## THE PROBLEM
Extract every record, exactly as written, and ignore the pictures.
◆ ◆ ◆ ◆ ◆ ◆ ◆
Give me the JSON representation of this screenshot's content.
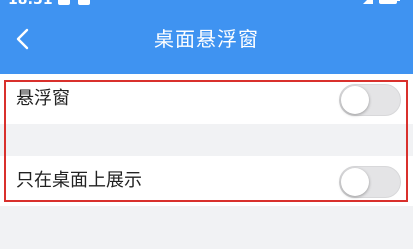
{
  "status_bar": {
    "time": "18:31"
  },
  "header": {
    "back_icon": "chevron-left-icon",
    "title": "桌面悬浮窗",
    "background_color": "#3f93f1"
  },
  "settings": [
    {
      "label": "悬浮窗",
      "enabled": false
    },
    {
      "label": "只在桌面上展示",
      "enabled": false
    }
  ],
  "highlight": {
    "color": "#d9302c"
  }
}
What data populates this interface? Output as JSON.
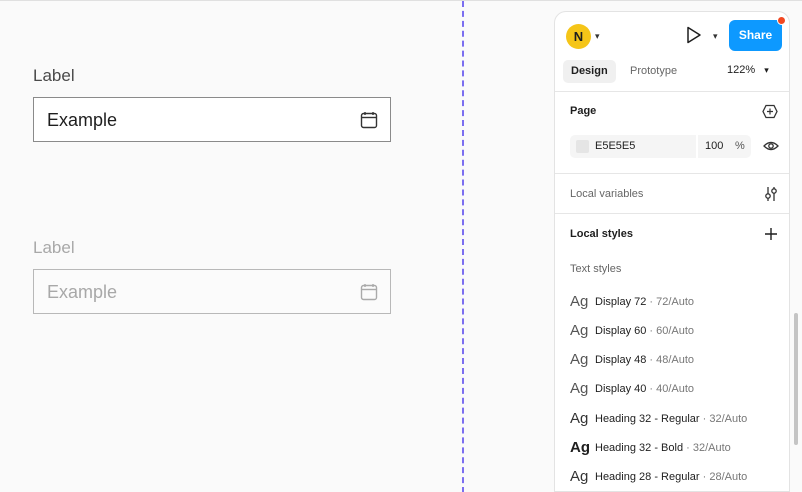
◆ ◆ ◆ ◆ ◆ ◆ ◆
## WRITTEN SOLUTION
Give me the JSON representation of this screenshot's content.
{
  "status_bar": {
    "time": "18:31"
  },
  "header": {
    "back_icon": "chevron-left-icon",
    "title": "桌面悬浮窗",
    "background_color": "#3f93f1"
  },
  "settings": [
    {
      "label": "悬浮窗",
      "enabled": false
    },
    {
      "label": "只在桌面上展示",
      "enabled": false
    }
  ],
  "highlight": {
    "color": "#d9302c"
  }
}
What data populates this interface? Output as JSON.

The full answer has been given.